_Given records_:

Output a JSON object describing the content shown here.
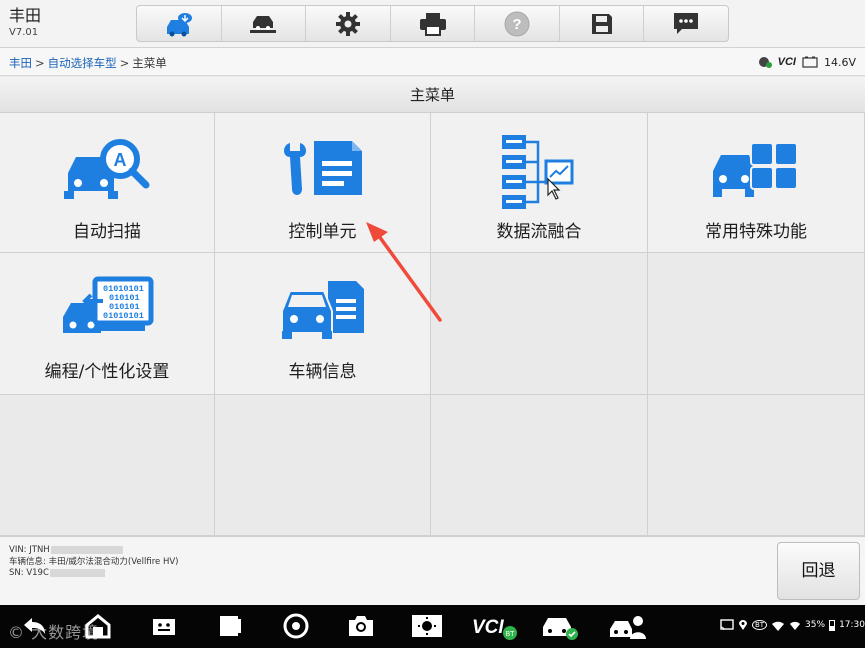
{
  "app": {
    "brand": "丰田",
    "version": "V7.01"
  },
  "toolbar": {
    "tools": [
      {
        "icon": "vehicle-cloud-icon",
        "active": true
      },
      {
        "icon": "vehicle-lift-icon"
      },
      {
        "icon": "gear-icon"
      },
      {
        "icon": "printer-icon"
      },
      {
        "icon": "help-icon",
        "disabled": true
      },
      {
        "icon": "save-icon"
      },
      {
        "icon": "message-icon"
      }
    ]
  },
  "breadcrumb": {
    "item1": "丰田",
    "item2": "自动选择车型",
    "current": "主菜单",
    "sep": ">"
  },
  "status": {
    "vci": "VCI",
    "battery": "14.6V"
  },
  "page_title": "主菜单",
  "menu": [
    {
      "label": "自动扫描",
      "icon": "auto-scan-icon"
    },
    {
      "label": "控制单元",
      "icon": "control-unit-icon"
    },
    {
      "label": "数据流融合",
      "icon": "data-stream-icon"
    },
    {
      "label": "常用特殊功能",
      "icon": "special-functions-icon"
    },
    {
      "label": "编程/个性化设置",
      "icon": "programming-icon"
    },
    {
      "label": "车辆信息",
      "icon": "vehicle-info-icon"
    }
  ],
  "vehicle": {
    "vin": "VIN: JTNH",
    "info": "车辆信息: 丰田/威尔法混合动力(Vellfire HV)",
    "sn": "SN: V19C"
  },
  "back_label": "回退",
  "navbar": {
    "watermark": "大数跨境",
    "battery_pct": "35%",
    "time": "17:30",
    "bt": "BT"
  },
  "colors": {
    "accent": "#1a63b8",
    "icon_blue": "#1f7fe0",
    "arrow": "#f04a3a"
  }
}
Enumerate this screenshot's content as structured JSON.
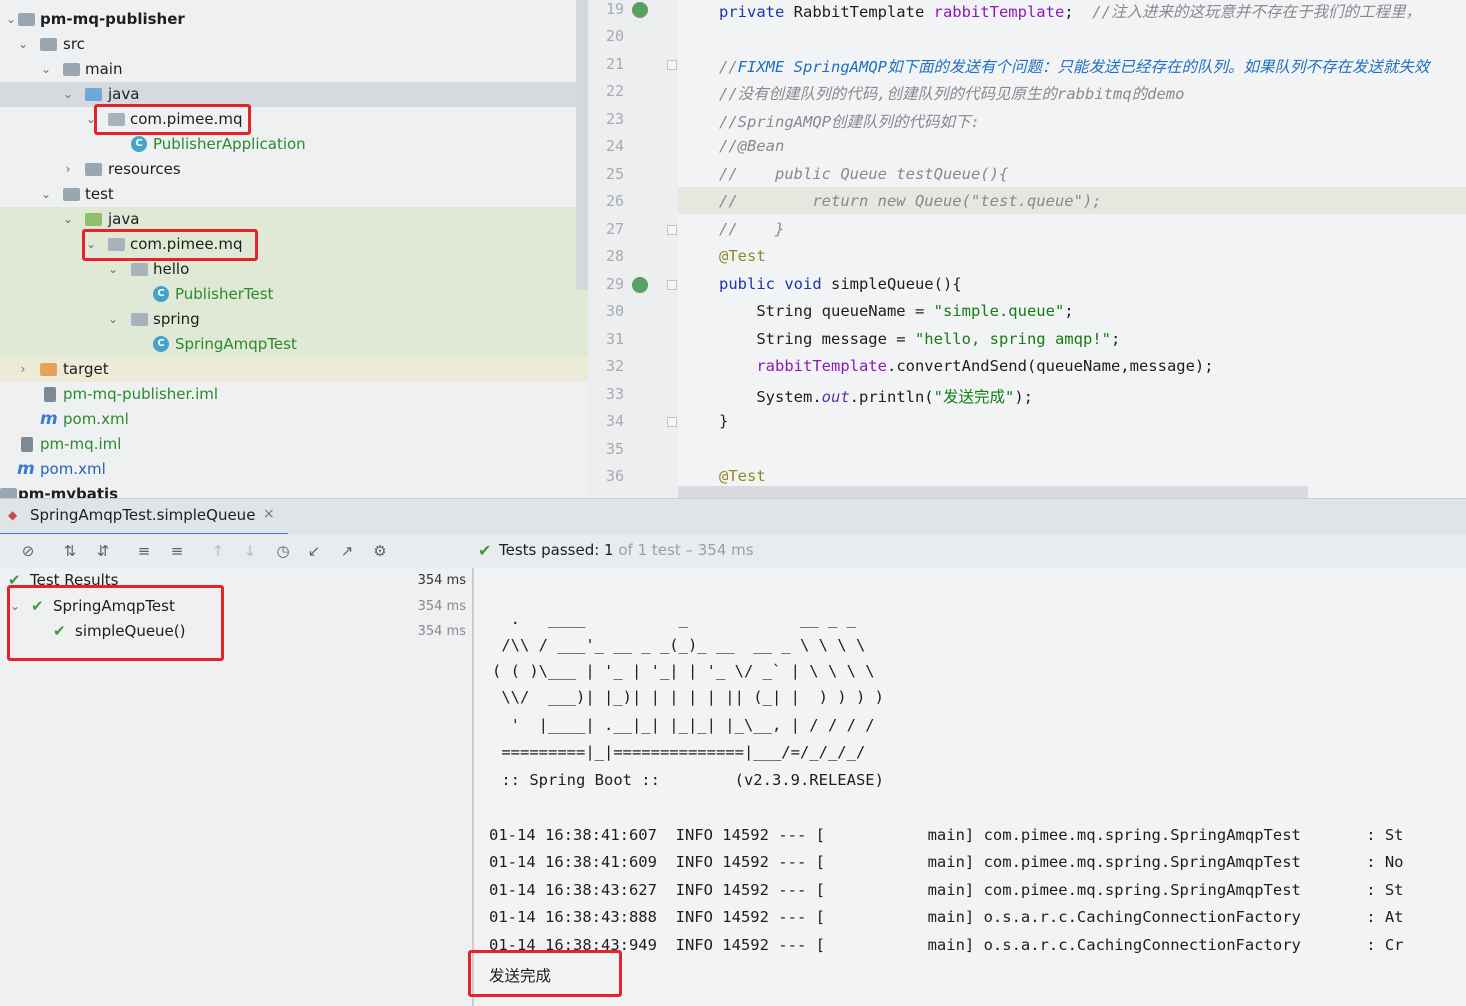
{
  "project_tree": {
    "items": [
      {
        "label": "pm-mq-publisher",
        "kind": "module"
      },
      {
        "label": "src",
        "kind": "folder"
      },
      {
        "label": "main",
        "kind": "folder"
      },
      {
        "label": "java",
        "kind": "source-root"
      },
      {
        "label": "com.pimee.mq",
        "kind": "package"
      },
      {
        "label": "PublisherApplication",
        "kind": "class"
      },
      {
        "label": "resources",
        "kind": "resources-folder"
      },
      {
        "label": "test",
        "kind": "folder"
      },
      {
        "label": "java",
        "kind": "test-root"
      },
      {
        "label": "com.pimee.mq",
        "kind": "package"
      },
      {
        "label": "hello",
        "kind": "package"
      },
      {
        "label": "PublisherTest",
        "kind": "class"
      },
      {
        "label": "spring",
        "kind": "package"
      },
      {
        "label": "SpringAmqpTest",
        "kind": "class"
      },
      {
        "label": "target",
        "kind": "excluded-folder"
      },
      {
        "label": "pm-mq-publisher.iml",
        "kind": "iml-file"
      },
      {
        "label": "pom.xml",
        "kind": "maven-file"
      },
      {
        "label": "pm-mq.iml",
        "kind": "iml-file"
      },
      {
        "label": "pom.xml",
        "kind": "maven-file"
      },
      {
        "label": "pm-mybatis",
        "kind": "module"
      }
    ]
  },
  "editor": {
    "line_numbers": [
      "19",
      "20",
      "21",
      "22",
      "23",
      "24",
      "25",
      "26",
      "27",
      "28",
      "29",
      "30",
      "31",
      "32",
      "33",
      "34",
      "35",
      "36"
    ],
    "code": {
      "l19_kw": "private",
      "l19_type": " RabbitTemplate ",
      "l19_field": "rabbitTemplate",
      "l19_semi": ";  ",
      "l19_comment": "//注入进来的这玩意并不存在于我们的工程里，",
      "l21_slashes": "//",
      "l21_todo": "FIXME SpringAMQP如下面的发送有个问题：只能发送已经存在的队列。如果队列不存在发送就失效",
      "l22": "//没有创建队列的代码,创建队列的代码见原生的rabbitmq的demo",
      "l23": "//SpringAMQP创建队列的代码如下:",
      "l24": "//@Bean",
      "l25": "//    public Queue testQueue(){",
      "l26": "//        return new Queue(\"test.queue\");",
      "l27": "//    }",
      "l28": "@Test",
      "l29_kw": "public void ",
      "l29_rest": "simpleQueue(){",
      "l30_type": "    String queueName = ",
      "l30_str": "\"simple.queue\"",
      "l30_end": ";",
      "l31_type": "    String message = ",
      "l31_str": "\"hello, spring amqp!\"",
      "l31_end": ";",
      "l32_field": "    rabbitTemplate",
      "l32_rest": ".convertAndSend(queueName,message);",
      "l33_a": "    System.",
      "l33_out": "out",
      "l33_b": ".println(",
      "l33_str": "\"发送完成\"",
      "l33_c": ");",
      "l34": "}",
      "l36": "@Test"
    }
  },
  "run_panel": {
    "tab_label": "SpringAmqpTest.simpleQueue",
    "status": {
      "prefix": "Tests passed: ",
      "passed": "1",
      "of_total": " of 1 test",
      "duration": " – 354 ms"
    },
    "results": [
      {
        "label": "Test Results",
        "time": "354 ms"
      },
      {
        "label": "SpringAmqpTest",
        "time": "354 ms"
      },
      {
        "label": "simpleQueue()",
        "time": "354 ms"
      }
    ],
    "console": {
      "banner": [
        "  .   ____          _            __ _ _",
        " /\\\\ / ___'_ __ _ _(_)_ __  __ _ \\ \\ \\ \\",
        "( ( )\\___ | '_ | '_| | '_ \\/ _` | \\ \\ \\ \\",
        " \\\\/  ___)| |_)| | | | | || (_| |  ) ) ) )",
        "  '  |____| .__|_| |_|_| |_\\__, | / / / /",
        " =========|_|==============|___/=/_/_/_/",
        " :: Spring Boot ::        (v2.3.9.RELEASE)"
      ],
      "logs": [
        "01-14 16:38:41:607  INFO 14592 --- [           main] com.pimee.mq.spring.SpringAmqpTest       : St",
        "01-14 16:38:41:609  INFO 14592 --- [           main] com.pimee.mq.spring.SpringAmqpTest       : No",
        "01-14 16:38:43:627  INFO 14592 --- [           main] com.pimee.mq.spring.SpringAmqpTest       : St",
        "01-14 16:38:43:888  INFO 14592 --- [           main] o.s.a.r.c.CachingConnectionFactory       : At",
        "01-14 16:38:43:949  INFO 14592 --- [           main] o.s.a.r.c.CachingConnectionFactory       : Cr"
      ],
      "output": "发送完成"
    }
  },
  "colors": {
    "highlight_red": "#e5232b",
    "pass_green": "#3e9a3e",
    "tab_accent": "#3d7bd6"
  }
}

_Aim_:
Read through the entries and copy every line that includes "车辆信息".

_Solution to this task_:
      "label": "车辆信息",
    "info": "车辆信息: 丰田/威尔法混合动力(Vellfire HV)",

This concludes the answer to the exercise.